[Data extracted from a collection]
⟨
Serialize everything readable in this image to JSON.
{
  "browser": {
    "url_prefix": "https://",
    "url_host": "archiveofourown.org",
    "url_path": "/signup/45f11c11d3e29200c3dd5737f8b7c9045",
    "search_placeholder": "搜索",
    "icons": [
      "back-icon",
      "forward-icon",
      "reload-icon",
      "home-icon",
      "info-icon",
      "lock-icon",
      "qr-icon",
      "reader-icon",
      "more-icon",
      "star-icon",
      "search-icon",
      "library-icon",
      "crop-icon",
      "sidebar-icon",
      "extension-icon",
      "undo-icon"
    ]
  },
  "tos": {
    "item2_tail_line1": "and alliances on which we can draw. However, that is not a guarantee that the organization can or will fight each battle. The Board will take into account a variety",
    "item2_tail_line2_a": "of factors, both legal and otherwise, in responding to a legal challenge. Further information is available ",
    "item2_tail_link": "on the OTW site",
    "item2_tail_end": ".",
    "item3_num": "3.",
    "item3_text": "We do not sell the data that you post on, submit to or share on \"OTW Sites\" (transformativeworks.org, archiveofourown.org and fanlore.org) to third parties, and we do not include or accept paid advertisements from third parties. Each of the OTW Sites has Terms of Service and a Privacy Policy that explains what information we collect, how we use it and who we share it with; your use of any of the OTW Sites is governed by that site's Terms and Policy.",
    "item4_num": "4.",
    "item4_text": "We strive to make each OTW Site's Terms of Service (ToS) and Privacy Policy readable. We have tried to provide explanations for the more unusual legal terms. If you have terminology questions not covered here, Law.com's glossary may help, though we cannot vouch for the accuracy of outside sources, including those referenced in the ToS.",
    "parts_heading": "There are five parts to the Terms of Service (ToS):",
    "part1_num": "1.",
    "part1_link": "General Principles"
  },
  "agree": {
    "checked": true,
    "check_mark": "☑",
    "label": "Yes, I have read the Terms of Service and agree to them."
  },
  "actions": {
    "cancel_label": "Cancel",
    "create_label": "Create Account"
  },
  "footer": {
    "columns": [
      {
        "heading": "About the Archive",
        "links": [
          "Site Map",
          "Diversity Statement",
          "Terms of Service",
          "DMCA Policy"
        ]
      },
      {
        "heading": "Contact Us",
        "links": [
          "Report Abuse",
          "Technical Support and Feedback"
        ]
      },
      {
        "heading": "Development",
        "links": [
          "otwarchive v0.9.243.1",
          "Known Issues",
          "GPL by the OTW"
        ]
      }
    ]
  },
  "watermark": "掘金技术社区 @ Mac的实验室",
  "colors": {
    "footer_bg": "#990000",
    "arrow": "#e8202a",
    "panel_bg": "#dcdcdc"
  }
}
⟩
■ **PROBLEM REQUIREMENTS**
From the records above, please extract every line and repeat it exactly.

■ **EXERCISE RESPONSE**
Serialize everything readable in this image to JSON.
{
  "browser": {
    "url_prefix": "https://",
    "url_host": "archiveofourown.org",
    "url_path": "/signup/45f11c11d3e29200c3dd5737f8b7c9045",
    "search_placeholder": "搜索",
    "icons": [
      "back-icon",
      "forward-icon",
      "reload-icon",
      "home-icon",
      "info-icon",
      "lock-icon",
      "qr-icon",
      "reader-icon",
      "more-icon",
      "star-icon",
      "search-icon",
      "library-icon",
      "crop-icon",
      "sidebar-icon",
      "extension-icon",
      "undo-icon"
    ]
  },
  "tos": {
    "item2_tail_line1": "and alliances on which we can draw. However, that is not a guarantee that the organization can or will fight each battle. The Board will take into account a variety",
    "item2_tail_line2_a": "of factors, both legal and otherwise, in responding to a legal challenge. Further information is available ",
    "item2_tail_link": "on the OTW site",
    "item2_tail_end": ".",
    "item3_num": "3.",
    "item3_text": "We do not sell the data that you post on, submit to or share on \"OTW Sites\" (transformativeworks.org, archiveofourown.org and fanlore.org) to third parties, and we do not include or accept paid advertisements from third parties. Each of the OTW Sites has Terms of Service and a Privacy Policy that explains what information we collect, how we use it and who we share it with; your use of any of the OTW Sites is governed by that site's Terms and Policy.",
    "item4_num": "4.",
    "item4_text": "We strive to make each OTW Site's Terms of Service (ToS) and Privacy Policy readable. We have tried to provide explanations for the more unusual legal terms. If you have terminology questions not covered here, Law.com's glossary may help, though we cannot vouch for the accuracy of outside sources, including those referenced in the ToS.",
    "parts_heading": "There are five parts to the Terms of Service (ToS):",
    "part1_num": "1.",
    "part1_link": "General Principles"
  },
  "agree": {
    "checked": true,
    "check_mark": "☑",
    "label": "Yes, I have read the Terms of Service and agree to them."
  },
  "actions": {
    "cancel_label": "Cancel",
    "create_label": "Create Account"
  },
  "footer": {
    "columns": [
      {
        "heading": "About the Archive",
        "links": [
          "Site Map",
          "Diversity Statement",
          "Terms of Service",
          "DMCA Policy"
        ]
      },
      {
        "heading": "Contact Us",
        "links": [
          "Report Abuse",
          "Technical Support and Feedback"
        ]
      },
      {
        "heading": "Development",
        "links": [
          "otwarchive v0.9.243.1",
          "Known Issues",
          "GPL by the OTW"
        ]
      }
    ]
  },
  "watermark": "掘金技术社区 @ Mac的实验室",
  "colors": {
    "footer_bg": "#990000",
    "arrow": "#e8202a",
    "panel_bg": "#dcdcdc"
  }
}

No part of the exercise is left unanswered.